[Data extracted from a collection]
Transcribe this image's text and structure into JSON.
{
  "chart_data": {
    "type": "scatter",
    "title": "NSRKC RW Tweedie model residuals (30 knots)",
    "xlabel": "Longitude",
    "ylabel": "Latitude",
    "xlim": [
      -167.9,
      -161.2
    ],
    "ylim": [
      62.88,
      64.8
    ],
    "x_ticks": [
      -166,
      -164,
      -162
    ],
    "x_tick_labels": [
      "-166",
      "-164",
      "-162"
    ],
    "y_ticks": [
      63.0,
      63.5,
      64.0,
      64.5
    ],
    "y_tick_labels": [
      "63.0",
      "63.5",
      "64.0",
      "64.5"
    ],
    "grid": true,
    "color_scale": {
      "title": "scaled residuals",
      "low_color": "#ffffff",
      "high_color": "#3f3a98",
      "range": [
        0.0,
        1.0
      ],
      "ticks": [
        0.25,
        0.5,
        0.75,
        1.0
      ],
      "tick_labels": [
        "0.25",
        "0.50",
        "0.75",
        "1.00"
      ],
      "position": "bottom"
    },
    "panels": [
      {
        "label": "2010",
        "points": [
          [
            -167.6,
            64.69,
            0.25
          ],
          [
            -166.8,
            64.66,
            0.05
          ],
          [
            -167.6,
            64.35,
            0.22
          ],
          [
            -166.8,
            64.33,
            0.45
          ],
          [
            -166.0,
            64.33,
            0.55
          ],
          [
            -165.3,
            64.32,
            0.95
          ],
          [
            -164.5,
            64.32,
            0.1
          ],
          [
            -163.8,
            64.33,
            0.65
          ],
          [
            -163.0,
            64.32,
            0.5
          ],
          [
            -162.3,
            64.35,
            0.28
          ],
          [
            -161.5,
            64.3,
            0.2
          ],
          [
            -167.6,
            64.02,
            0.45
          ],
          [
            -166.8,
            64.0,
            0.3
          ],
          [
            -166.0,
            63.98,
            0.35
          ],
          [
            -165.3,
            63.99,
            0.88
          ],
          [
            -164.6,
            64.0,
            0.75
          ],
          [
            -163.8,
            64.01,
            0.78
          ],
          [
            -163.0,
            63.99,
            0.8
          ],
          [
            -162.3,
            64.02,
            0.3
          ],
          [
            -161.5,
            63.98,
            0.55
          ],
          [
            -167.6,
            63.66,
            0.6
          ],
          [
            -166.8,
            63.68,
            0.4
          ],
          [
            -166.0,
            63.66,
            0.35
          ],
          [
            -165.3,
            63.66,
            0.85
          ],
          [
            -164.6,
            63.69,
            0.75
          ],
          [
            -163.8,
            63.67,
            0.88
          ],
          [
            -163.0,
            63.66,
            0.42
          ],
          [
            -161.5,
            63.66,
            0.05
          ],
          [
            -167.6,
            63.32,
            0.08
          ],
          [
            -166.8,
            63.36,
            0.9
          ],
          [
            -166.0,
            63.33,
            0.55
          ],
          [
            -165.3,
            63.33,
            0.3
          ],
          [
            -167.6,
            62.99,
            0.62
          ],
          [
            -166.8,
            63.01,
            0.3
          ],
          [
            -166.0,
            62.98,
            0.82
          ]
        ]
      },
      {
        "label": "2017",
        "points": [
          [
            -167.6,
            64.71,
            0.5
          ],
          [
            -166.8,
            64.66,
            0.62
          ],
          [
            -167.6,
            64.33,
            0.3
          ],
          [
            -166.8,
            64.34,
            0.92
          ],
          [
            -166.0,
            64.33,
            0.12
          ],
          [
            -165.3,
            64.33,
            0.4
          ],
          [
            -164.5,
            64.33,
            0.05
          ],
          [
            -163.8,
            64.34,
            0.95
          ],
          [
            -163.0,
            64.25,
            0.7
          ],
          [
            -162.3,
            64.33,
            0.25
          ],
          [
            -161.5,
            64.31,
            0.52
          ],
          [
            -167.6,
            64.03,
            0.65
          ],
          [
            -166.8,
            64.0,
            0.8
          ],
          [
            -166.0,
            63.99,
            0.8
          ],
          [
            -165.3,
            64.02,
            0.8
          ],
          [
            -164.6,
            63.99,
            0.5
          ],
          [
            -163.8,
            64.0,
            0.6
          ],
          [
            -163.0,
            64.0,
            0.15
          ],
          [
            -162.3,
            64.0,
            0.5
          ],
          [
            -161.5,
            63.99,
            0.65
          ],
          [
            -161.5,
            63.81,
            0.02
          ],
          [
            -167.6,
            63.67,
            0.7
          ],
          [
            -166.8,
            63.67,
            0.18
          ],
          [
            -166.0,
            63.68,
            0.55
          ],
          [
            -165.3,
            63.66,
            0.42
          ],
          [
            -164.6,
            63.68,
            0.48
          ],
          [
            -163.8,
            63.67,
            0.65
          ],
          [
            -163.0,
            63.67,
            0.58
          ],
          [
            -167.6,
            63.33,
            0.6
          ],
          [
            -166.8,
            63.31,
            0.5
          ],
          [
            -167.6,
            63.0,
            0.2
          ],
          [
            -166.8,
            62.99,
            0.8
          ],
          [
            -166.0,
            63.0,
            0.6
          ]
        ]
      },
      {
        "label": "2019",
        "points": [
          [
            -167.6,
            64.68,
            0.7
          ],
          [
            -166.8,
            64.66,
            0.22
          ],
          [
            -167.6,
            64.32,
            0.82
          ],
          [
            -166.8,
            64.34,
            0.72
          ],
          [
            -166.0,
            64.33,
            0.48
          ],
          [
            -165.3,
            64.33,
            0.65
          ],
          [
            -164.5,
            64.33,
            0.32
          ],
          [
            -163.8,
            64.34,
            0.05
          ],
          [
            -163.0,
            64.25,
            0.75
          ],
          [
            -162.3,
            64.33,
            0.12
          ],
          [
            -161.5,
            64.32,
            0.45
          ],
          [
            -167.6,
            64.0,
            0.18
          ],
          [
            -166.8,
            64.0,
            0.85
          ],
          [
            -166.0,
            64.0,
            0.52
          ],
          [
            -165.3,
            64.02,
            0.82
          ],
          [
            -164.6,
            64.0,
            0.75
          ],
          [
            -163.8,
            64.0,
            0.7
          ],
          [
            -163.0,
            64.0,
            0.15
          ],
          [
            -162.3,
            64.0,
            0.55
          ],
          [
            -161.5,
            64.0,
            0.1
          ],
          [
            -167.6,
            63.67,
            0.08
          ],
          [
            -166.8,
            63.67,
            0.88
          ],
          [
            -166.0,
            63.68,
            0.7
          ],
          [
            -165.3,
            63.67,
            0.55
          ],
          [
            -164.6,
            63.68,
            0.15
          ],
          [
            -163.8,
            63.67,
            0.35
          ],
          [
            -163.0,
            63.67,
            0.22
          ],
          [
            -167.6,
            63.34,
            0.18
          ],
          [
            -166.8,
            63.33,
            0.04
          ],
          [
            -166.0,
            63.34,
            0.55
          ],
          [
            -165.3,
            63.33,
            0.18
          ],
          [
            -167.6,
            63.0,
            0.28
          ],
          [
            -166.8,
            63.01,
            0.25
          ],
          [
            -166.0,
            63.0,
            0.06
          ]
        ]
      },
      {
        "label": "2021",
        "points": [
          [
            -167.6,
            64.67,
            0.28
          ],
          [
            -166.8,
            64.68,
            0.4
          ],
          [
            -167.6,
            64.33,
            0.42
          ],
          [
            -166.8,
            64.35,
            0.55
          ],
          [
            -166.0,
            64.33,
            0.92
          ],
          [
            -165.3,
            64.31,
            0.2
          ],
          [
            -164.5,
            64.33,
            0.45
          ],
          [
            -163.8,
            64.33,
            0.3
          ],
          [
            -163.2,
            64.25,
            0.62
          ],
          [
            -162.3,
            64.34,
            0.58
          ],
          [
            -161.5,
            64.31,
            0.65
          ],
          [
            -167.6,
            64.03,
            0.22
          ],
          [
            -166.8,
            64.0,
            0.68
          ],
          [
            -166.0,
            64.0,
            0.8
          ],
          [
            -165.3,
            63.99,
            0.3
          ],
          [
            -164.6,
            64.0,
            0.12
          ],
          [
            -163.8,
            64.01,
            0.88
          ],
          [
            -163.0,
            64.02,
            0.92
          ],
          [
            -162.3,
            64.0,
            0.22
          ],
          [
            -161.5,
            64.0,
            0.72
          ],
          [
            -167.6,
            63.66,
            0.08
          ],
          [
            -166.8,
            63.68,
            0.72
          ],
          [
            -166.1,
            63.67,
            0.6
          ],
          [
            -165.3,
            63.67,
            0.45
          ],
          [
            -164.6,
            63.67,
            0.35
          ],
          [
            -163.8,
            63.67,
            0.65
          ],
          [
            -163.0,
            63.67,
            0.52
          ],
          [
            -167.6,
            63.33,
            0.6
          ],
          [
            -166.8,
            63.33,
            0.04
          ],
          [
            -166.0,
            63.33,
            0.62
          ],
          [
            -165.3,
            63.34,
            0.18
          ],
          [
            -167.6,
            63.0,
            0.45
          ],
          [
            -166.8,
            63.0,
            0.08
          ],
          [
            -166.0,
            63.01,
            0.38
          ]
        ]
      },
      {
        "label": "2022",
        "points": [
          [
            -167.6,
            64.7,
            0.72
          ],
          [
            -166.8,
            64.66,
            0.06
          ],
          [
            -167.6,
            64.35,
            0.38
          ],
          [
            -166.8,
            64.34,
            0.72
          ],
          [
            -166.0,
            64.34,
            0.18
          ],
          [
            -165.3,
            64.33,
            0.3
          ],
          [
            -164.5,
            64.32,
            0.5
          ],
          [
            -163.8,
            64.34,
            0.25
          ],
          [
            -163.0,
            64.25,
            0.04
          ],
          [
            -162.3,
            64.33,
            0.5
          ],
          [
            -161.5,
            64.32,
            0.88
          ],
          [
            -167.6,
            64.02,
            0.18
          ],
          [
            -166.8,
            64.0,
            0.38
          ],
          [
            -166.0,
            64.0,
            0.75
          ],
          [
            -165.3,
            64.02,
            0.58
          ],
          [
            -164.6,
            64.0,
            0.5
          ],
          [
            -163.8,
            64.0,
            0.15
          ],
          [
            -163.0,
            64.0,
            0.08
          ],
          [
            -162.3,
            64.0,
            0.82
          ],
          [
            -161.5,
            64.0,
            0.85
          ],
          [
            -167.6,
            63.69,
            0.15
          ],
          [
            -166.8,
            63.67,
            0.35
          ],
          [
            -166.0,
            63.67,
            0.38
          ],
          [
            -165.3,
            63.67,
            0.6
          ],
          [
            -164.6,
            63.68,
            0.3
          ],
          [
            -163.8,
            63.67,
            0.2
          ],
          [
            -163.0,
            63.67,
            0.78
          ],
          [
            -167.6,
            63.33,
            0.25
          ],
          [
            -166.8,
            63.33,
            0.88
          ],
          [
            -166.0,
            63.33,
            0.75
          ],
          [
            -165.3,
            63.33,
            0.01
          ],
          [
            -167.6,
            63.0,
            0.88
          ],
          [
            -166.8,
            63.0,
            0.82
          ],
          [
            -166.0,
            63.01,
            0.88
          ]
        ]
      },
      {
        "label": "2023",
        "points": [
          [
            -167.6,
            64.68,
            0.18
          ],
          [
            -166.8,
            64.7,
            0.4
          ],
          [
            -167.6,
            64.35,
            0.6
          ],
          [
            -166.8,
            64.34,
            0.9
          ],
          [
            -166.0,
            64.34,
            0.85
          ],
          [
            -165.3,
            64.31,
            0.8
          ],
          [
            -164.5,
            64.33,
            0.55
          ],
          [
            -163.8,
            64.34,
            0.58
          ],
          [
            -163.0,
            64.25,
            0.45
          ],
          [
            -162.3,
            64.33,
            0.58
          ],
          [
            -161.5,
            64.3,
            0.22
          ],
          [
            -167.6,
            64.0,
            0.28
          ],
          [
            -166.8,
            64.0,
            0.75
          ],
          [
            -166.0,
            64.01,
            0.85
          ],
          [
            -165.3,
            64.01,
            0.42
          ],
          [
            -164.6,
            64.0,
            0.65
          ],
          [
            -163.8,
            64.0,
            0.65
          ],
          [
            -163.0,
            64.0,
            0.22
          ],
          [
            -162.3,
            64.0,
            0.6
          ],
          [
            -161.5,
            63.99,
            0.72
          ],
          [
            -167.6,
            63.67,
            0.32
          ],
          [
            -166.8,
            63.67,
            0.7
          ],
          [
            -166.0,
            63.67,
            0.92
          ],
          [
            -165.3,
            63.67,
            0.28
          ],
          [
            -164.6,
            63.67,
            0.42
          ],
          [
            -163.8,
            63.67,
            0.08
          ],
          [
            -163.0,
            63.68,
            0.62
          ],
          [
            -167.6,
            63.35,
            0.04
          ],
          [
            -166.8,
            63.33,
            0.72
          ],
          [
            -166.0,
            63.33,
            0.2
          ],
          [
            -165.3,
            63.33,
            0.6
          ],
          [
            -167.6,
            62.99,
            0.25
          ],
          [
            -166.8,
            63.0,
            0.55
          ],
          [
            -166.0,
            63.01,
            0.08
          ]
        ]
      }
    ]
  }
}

Written problem =>
Search the data for "residuals" and list every line in which it occurs.

Answer below =>
    "title": "NSRKC RW Tweedie model residuals (30 knots)",
      "title": "scaled residuals",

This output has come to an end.